What you have to do:
Copy nothing but the lines running from the one containing "Convert this screenshot" through the end of the listing below. Drop the pictures.

>>>>>

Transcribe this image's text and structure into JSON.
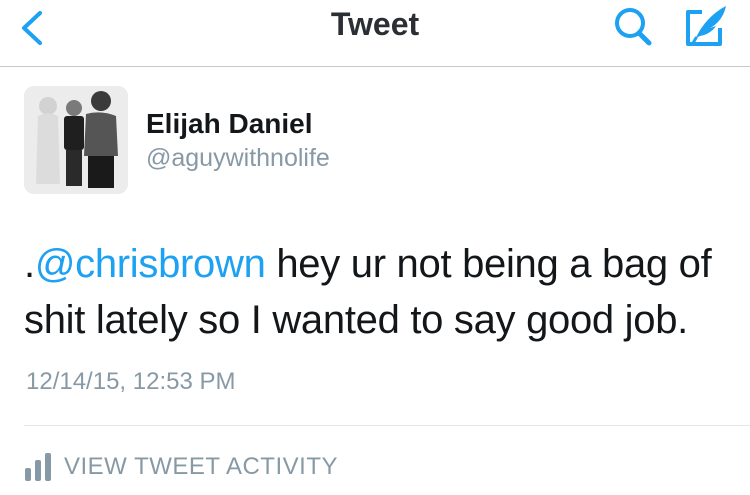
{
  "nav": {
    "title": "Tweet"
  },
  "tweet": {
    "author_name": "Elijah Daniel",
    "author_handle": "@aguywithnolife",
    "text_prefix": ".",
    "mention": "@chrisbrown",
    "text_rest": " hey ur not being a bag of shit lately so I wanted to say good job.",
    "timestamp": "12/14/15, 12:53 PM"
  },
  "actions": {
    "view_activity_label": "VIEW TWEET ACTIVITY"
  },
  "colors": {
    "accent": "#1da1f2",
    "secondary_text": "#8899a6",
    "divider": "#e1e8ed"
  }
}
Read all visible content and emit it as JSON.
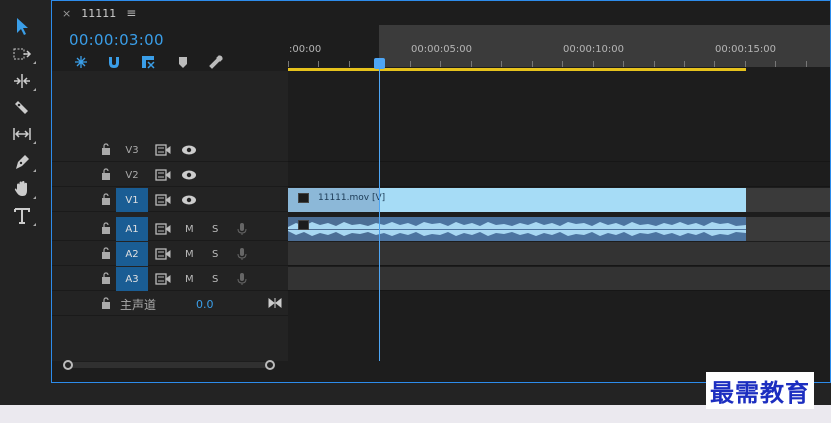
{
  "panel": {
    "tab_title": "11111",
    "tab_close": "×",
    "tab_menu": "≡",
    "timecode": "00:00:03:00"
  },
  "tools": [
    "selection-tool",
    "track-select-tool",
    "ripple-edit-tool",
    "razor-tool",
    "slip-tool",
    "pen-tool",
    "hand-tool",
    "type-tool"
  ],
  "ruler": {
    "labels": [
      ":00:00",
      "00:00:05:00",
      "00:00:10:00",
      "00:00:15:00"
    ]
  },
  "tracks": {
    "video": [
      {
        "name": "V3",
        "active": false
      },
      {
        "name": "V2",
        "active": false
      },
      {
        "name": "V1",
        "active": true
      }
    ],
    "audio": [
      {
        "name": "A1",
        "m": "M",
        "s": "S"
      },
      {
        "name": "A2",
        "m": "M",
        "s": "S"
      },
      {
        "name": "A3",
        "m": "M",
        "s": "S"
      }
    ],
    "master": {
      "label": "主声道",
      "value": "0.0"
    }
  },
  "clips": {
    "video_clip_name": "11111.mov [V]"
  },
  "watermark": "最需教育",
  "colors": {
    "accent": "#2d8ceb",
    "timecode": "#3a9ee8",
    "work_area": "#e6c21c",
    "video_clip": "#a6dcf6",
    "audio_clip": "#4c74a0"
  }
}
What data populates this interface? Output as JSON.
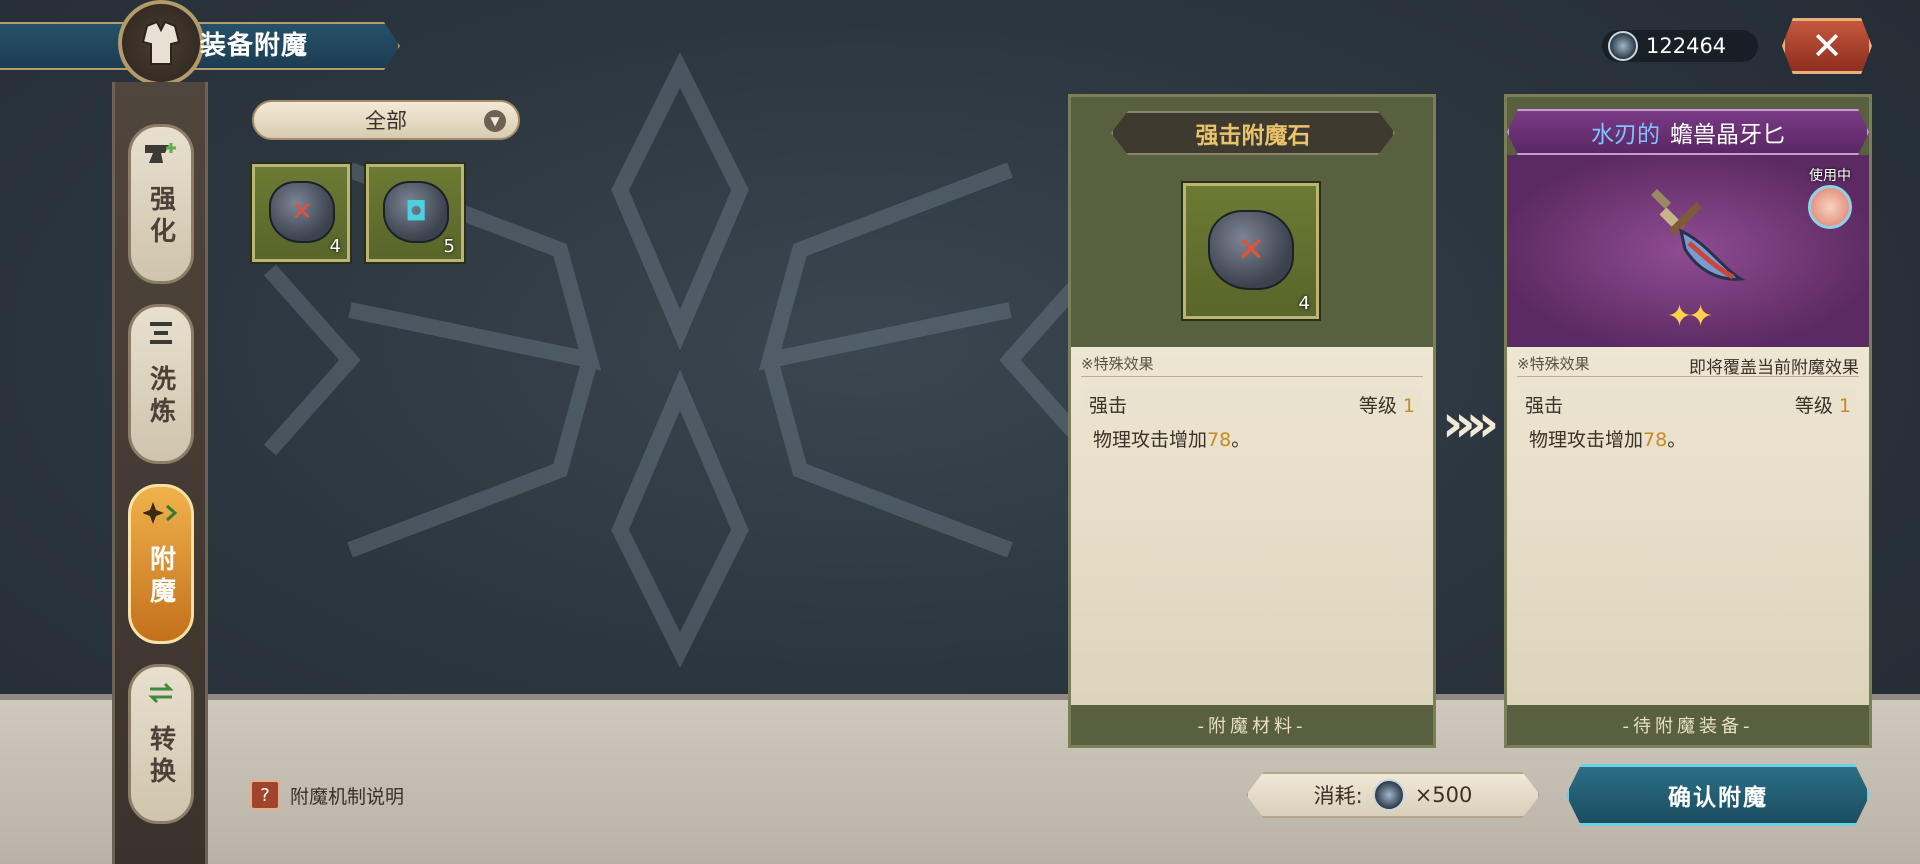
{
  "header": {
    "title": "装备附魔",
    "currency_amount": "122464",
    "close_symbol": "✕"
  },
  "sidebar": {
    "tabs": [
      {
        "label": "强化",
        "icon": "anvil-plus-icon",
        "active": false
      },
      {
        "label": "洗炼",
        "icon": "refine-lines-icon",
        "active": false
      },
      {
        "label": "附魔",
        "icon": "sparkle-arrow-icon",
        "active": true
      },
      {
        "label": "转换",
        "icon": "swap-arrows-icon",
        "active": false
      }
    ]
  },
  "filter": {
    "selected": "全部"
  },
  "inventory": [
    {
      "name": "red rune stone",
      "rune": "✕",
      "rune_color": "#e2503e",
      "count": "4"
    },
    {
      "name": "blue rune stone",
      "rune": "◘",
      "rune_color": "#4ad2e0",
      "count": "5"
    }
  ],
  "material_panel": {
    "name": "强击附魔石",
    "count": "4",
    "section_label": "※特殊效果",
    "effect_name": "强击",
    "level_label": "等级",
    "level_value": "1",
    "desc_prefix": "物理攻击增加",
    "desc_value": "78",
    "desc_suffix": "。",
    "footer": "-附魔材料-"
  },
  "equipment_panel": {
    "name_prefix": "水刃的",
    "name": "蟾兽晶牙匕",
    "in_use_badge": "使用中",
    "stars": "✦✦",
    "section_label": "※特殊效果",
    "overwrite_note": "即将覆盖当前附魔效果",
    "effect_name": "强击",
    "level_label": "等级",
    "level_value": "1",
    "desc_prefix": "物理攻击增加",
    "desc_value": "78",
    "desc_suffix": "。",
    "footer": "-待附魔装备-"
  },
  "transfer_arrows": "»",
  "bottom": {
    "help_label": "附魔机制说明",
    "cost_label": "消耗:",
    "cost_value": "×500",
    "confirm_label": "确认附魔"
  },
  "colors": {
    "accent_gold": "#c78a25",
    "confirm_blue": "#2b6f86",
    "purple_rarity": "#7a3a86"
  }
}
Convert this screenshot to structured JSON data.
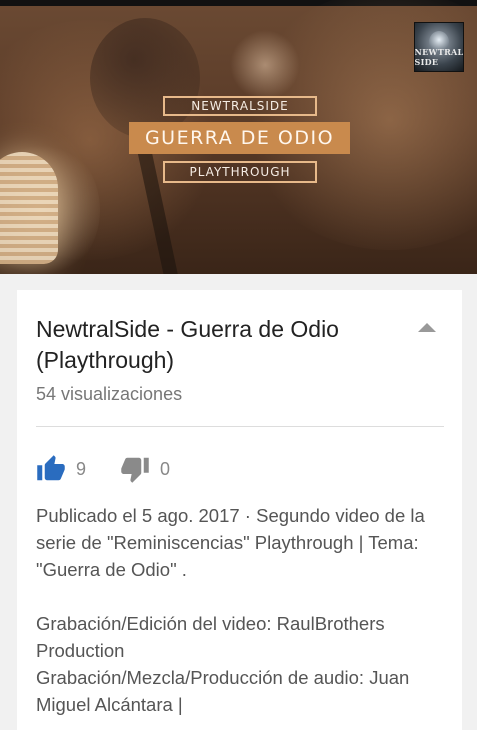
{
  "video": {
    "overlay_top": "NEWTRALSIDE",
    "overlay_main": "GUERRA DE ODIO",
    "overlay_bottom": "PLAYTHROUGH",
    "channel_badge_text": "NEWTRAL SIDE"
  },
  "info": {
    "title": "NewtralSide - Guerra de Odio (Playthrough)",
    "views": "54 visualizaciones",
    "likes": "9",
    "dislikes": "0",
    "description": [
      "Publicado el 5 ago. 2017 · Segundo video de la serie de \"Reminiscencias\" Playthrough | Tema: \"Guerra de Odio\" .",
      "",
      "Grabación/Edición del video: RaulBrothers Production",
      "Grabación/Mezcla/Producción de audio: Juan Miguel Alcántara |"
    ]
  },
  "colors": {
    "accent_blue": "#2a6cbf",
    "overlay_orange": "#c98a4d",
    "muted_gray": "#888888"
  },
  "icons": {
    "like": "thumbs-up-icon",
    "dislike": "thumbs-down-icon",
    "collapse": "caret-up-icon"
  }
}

<<<<<

Solved problem:
Convert this screenshot to structured JSON data.
{
  "video": {
    "overlay_top": "NEWTRALSIDE",
    "overlay_main": "GUERRA DE ODIO",
    "overlay_bottom": "PLAYTHROUGH",
    "channel_badge_text": "NEWTRAL SIDE"
  },
  "info": {
    "title": "NewtralSide - Guerra de Odio (Playthrough)",
    "views": "54 visualizaciones",
    "likes": "9",
    "dislikes": "0",
    "description": [
      "Publicado el 5 ago. 2017 · Segundo video de la serie de \"Reminiscencias\" Playthrough | Tema: \"Guerra de Odio\" .",
      "",
      "Grabación/Edición del video: RaulBrothers Production",
      "Grabación/Mezcla/Producción de audio: Juan Miguel Alcántara |"
    ]
  },
  "colors": {
    "accent_blue": "#2a6cbf",
    "overlay_orange": "#c98a4d",
    "muted_gray": "#888888"
  },
  "icons": {
    "like": "thumbs-up-icon",
    "dislike": "thumbs-down-icon",
    "collapse": "caret-up-icon"
  }
}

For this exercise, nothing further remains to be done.